- DIRECTION:
Everything from the line containing "Type out the text in this image." through the last line of the records must be returned verbatim, and nothing outside that range.

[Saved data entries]
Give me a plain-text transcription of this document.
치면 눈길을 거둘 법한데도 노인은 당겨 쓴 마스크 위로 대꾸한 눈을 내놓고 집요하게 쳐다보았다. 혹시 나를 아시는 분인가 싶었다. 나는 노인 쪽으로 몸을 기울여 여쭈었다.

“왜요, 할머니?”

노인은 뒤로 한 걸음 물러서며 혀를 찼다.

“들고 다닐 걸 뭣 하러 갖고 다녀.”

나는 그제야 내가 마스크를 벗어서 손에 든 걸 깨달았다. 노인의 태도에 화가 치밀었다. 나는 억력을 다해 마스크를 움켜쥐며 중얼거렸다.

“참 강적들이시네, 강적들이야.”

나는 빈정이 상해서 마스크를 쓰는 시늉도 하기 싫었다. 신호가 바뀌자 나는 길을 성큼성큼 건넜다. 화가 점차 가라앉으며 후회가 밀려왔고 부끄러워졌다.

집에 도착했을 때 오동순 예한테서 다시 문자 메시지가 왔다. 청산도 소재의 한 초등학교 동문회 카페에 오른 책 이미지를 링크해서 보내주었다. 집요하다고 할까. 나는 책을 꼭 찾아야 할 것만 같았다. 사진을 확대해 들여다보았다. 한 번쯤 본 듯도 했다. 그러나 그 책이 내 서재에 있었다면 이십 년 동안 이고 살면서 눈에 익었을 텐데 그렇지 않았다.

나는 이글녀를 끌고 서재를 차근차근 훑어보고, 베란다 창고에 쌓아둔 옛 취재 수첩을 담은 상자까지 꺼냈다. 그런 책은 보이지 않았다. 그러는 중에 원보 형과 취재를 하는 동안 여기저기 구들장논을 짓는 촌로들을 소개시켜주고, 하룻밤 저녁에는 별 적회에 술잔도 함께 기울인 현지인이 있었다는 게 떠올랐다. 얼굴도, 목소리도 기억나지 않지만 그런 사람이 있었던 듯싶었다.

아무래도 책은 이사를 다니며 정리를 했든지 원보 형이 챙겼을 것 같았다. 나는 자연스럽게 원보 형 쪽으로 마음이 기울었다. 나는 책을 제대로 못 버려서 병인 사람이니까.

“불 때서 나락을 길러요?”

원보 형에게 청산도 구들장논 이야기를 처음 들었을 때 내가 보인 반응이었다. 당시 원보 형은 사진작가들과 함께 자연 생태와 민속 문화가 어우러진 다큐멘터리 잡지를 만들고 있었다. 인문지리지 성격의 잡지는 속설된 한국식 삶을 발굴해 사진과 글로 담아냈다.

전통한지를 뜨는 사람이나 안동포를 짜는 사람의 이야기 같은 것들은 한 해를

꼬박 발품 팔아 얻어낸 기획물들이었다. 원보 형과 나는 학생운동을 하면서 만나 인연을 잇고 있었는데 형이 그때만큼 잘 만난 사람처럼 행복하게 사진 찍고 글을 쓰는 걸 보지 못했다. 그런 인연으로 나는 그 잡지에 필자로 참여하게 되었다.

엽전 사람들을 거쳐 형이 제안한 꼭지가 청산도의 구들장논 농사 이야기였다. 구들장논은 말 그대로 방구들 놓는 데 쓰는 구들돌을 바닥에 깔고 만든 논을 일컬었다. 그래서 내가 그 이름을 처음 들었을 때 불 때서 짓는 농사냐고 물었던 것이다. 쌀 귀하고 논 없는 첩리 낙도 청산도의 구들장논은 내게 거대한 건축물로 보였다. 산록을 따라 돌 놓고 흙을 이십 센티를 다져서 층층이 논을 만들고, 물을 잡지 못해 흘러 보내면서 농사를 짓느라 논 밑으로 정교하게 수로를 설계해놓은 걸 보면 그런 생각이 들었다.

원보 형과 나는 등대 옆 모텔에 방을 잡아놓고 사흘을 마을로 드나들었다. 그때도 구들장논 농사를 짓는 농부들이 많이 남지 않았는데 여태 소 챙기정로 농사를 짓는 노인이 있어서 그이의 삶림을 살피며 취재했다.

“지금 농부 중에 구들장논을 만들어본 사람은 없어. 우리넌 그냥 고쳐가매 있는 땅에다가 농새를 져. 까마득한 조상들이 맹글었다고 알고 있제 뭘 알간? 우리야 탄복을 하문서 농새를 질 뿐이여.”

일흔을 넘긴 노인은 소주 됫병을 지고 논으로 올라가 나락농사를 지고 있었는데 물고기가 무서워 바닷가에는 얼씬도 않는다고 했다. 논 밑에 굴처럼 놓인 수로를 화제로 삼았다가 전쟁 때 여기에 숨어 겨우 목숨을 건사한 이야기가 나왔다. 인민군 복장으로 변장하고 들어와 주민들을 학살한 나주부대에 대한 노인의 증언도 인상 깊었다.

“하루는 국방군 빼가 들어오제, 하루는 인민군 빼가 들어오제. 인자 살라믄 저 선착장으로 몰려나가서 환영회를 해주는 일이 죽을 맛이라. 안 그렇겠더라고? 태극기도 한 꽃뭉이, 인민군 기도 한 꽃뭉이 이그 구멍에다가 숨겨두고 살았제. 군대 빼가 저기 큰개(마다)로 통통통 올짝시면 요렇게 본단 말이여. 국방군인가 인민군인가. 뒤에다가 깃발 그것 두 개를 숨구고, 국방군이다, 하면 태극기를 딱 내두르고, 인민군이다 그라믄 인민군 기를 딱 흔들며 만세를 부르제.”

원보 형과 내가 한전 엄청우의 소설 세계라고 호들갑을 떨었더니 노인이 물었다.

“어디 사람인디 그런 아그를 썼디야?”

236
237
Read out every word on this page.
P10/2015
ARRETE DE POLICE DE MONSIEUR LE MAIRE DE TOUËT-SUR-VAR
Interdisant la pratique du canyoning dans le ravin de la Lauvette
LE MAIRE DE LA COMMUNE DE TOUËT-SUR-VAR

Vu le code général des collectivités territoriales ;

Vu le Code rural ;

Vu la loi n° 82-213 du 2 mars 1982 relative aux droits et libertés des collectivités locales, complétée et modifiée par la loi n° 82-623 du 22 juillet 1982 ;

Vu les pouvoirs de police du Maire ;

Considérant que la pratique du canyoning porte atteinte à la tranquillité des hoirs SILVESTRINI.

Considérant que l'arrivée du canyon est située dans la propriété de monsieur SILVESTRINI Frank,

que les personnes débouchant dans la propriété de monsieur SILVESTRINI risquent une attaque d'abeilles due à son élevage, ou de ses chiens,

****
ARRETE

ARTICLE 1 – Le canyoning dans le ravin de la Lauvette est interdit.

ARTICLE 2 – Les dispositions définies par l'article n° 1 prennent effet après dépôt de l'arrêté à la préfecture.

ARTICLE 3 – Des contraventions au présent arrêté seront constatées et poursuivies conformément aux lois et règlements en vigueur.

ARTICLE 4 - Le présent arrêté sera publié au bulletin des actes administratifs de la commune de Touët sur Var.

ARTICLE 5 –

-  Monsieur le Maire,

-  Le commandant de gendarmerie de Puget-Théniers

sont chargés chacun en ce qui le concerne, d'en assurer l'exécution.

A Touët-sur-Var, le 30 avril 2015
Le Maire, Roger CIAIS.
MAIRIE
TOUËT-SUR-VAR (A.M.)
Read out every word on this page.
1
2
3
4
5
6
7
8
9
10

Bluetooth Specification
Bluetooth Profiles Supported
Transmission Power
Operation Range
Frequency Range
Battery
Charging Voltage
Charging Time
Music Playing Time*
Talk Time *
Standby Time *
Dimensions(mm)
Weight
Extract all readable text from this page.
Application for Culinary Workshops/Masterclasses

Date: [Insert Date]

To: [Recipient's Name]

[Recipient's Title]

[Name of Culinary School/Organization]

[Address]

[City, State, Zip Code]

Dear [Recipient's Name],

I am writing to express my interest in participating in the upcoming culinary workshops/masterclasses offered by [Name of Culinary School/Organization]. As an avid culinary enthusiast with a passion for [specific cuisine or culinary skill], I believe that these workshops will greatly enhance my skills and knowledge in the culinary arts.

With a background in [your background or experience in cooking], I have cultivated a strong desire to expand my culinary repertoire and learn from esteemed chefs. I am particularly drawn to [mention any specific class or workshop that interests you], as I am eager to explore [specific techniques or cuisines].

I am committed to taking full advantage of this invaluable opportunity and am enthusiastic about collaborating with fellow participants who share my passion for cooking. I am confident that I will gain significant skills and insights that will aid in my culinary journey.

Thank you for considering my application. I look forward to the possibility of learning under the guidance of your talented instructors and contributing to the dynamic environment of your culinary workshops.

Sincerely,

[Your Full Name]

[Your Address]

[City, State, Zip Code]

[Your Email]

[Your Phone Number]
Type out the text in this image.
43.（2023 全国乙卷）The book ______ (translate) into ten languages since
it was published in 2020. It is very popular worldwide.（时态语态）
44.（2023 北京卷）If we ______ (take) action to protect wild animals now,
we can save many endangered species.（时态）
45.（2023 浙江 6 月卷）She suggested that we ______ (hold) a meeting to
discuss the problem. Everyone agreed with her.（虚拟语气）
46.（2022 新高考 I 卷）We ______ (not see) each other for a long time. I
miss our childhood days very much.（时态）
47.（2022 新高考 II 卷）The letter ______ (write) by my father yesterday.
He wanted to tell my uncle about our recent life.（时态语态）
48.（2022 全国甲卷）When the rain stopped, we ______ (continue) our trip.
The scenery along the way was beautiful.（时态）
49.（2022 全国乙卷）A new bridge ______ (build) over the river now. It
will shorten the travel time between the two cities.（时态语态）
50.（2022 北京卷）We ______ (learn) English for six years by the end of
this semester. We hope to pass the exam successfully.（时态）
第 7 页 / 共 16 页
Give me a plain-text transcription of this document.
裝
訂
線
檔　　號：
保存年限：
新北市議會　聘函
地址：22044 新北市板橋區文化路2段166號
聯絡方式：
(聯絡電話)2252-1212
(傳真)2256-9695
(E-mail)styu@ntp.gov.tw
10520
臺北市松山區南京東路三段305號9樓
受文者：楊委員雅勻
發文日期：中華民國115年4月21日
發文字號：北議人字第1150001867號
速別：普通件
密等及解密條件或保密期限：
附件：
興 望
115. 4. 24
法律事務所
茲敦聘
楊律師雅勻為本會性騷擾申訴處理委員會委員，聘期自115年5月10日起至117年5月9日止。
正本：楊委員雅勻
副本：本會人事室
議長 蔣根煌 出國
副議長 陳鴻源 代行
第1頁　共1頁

- RESULT OF THIS TASK:
Type out the text in this image.
43.（2023 全国乙卷）The book ______ (translate) into ten languages since
it was published in 2020. It is very popular worldwide.（时态语态）
44.（2023 北京卷）If we ______ (take) action to protect wild animals now,
we can save many endangered species.（时态）
45.（2023 浙江 6 月卷）She suggested that we ______ (hold) a meeting to
discuss the problem. Everyone agreed with her.（虚拟语气）
46.（2022 新高考 I 卷）We ______ (not see) each other for a long time. I
miss our childhood days very much.（时态）
47.（2022 新高考 II 卷）The letter ______ (write) by my father yesterday.
He wanted to tell my uncle about our recent life.（时态语态）
48.（2022 全国甲卷）When the rain stopped, we ______ (continue) our trip.
The scenery along the way was beautiful.（时态）
49.（2022 全国乙卷）A new bridge ______ (build) over the river now. It
will shorten the travel time between the two cities.（时态语态）
50.（2022 北京卷）We ______ (learn) English for six years by the end of
this semester. We hope to pass the exam successfully.（时态）
第 7 页 / 共 16 页
Give me a plain-text transcription of this document.
裝
訂
線
檔　　號：
保存年限：
新北市議會　聘函
地址：22044 新北市板橋區文化路2段166號
聯絡方式：
(聯絡電話)2252-1212
(傳真)2256-9695
(E-mail)styu@ntp.gov.tw
10520
臺北市松山區南京東路三段305號9樓
受文者：楊委員雅勻
發文日期：中華民國115年4月21日
發文字號：北議人字第1150001867號
速別：普通件
密等及解密條件或保密期限：
附件：
興 望
115. 4. 24
法律事務所
茲敦聘
楊律師雅勻為本會性騷擾申訴處理委員會委員，聘期自115年5月10日起至117年5月9日止。
正本：楊委員雅勻
副本：本會人事室
議長 蔣根煌 出國
副議長 陳鴻源 代行
第1頁　共1頁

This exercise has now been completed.